** start TEXT PASSAGE **
The Pitfalls of Pro Se Representation
Pro se is a Latin term meaning “for oneself” or “on one’s own behalf.” To represent oneself pro se means to advocating for one’s own self before a court, rather than being represented by counsel. The right of a party to a legal action to represent his or her own cause has long been recognized in the United States, and even predates the ratification of the Constitution. But is this the wisest course of action?
According to National Center on State Courts, 71% of domestic relations (family law) cases have at least 1 unrepresented party. In 18% of cases both parties are pro se litigants. So where does the problem lie when a litigant decides to walk into a courtroom without proper legal representation? The simple fact is that the vast majority of pro se defendants lose their cases.
The following is a quote from a judge used against a Defendant who represented himself after murdering his girlfriend. “You don’t know how to ask a question…You don’t know how to offer things into evidence. You keep making stupid speeches. You keep saying you are good at this. You are not… I do not say this to insult you…You do not know the law.”
What’s important to highlight from the judge’s speech is that it really underscores the greater reason why it is tough for a party to represent themselves in court. Poor representation is likely to antagonize a judge. Being a lawyer in the United States requires a vast amount of knowledge regarding proper legal rules and court procedures. Areas of knowledge like the federal rules of evidence, state rules of civil procedure, and local rules of court are generally very foreign and unnatural concepts to a pro se litigant. However, these were created for reasons of fair, speedy, and efficient justice.
** end TEXT PASSAGE **
** start DATA SHOWN **
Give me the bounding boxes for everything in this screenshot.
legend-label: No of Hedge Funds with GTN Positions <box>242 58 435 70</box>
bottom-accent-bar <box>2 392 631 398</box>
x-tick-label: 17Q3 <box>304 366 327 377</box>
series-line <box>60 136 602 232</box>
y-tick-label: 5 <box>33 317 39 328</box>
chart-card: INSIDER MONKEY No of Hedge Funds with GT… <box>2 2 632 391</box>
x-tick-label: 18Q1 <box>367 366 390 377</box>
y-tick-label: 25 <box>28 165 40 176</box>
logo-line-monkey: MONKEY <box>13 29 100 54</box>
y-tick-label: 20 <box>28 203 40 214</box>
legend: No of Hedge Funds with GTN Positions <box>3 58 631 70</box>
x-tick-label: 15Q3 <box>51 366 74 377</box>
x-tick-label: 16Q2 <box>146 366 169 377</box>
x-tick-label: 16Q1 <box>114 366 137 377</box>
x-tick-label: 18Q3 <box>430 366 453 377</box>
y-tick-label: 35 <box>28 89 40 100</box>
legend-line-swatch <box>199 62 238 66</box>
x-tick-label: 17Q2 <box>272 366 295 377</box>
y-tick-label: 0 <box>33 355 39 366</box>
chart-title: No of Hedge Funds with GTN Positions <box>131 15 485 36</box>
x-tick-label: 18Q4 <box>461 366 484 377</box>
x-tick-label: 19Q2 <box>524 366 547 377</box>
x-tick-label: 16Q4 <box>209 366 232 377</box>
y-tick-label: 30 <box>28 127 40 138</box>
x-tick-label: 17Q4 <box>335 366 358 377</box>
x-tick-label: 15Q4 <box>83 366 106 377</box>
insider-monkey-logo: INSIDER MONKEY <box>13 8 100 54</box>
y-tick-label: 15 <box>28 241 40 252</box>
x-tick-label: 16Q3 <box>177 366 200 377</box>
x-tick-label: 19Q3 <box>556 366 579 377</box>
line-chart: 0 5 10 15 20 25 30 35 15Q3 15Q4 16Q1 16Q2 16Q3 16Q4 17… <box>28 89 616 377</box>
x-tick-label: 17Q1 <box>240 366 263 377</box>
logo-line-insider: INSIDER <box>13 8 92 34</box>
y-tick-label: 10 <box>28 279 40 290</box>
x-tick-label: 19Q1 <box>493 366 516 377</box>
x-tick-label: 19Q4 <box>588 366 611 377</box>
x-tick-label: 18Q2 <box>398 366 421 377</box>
** end DATA SHOWN **
● **SET OF TASKS**
1 – Copy the passage on pro se representation between "The Pitfalls of" and "lose their cases.", inclusive, replacing "unrepresented party" with "self-represented party".
2 – Render this sentence from the passage on pro se representation in Spanish: "In 18% of cases both parties are pro se litigants."
The data above stand apart from the passage on pro se representation.

● **RESPONSES IN ORDER**
1 –
The Pitfalls of Pro Se Representation
Pro se is a Latin term meaning “for oneself” or “on one’s own behalf.” To represent oneself pro se means to advocating for one’s own self before a court, rather than being represented by counsel. The right of a party to a legal action to represent his or her own cause has long been recognized in the United States, and even predates the ratification of the Constitution. But is this the wisest course of action?
According to National Center on State Courts, 71% of domestic relations (family law) cases have at least 1 self-represented party. In 18% of cases both parties are pro se litigants. So where does the problem lie when a litigant decides to walk into a courtroom without proper legal representation? The simple fact is that the vast majority of pro se defendants lose their cases.

2 – En el 18 % de los casos, ambas partes son litigantes pro se.